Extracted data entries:

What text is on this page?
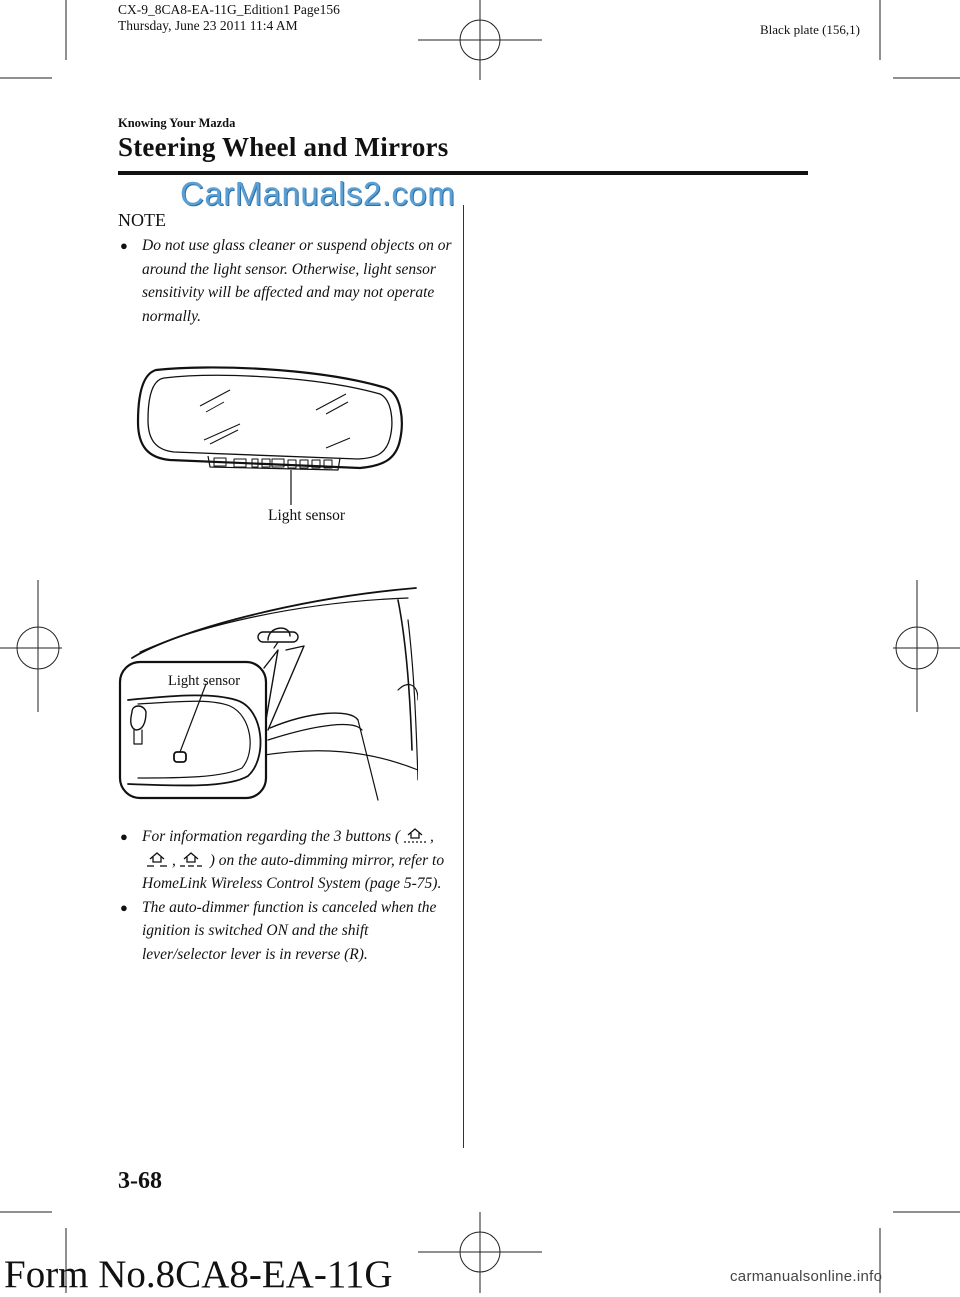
CX-9_8CA8-EA-11G_Edition1 Page156
Thursday, June 23 2011 11:4 AM	Black plate (156,1)
Knowing Your Mazda
Steering Wheel and Mirrors
CarManuals2.com
NOTE
● Do not use glass cleaner or suspend objects on or around the light sensor. Otherwise, light sensor sensitivity will be affected and may not operate normally.
Light sensor
Light sensor
● For information regarding the 3 buttons ( ,, ) on the auto-dimming mirror, refer to HomeLink Wireless Control System (page 5-75).
● The auto-dimmer function is canceled when the ignition is switched ON and the shift lever/selector lever is in reverse (R).
3-68
Form No.8CA8-EA-11G	carmanualsonline.info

Requirements: Every entry must be reproduced exactly, with the images left out.

The output:
What text is on this page?
CX-9_8CA8-EA-11G_Edition1 Page156
Thursday, June 23 2011 11:4 AM	Black plate (156,1)
Knowing Your Mazda
Steering Wheel and Mirrors
CarManuals2.com
NOTE
● Do not use glass cleaner or suspend objects on or around the light sensor. Otherwise, light sensor sensitivity will be affected and may not operate normally.
Light sensor
Light sensor
● For information regarding the 3 buttons ( ,, ) on the auto-dimming mirror, refer to HomeLink Wireless Control System (page 5-75).
● The auto-dimmer function is canceled when the ignition is switched ON and the shift lever/selector lever is in reverse (R).
3-68
Form No.8CA8-EA-11G	carmanualsonline.info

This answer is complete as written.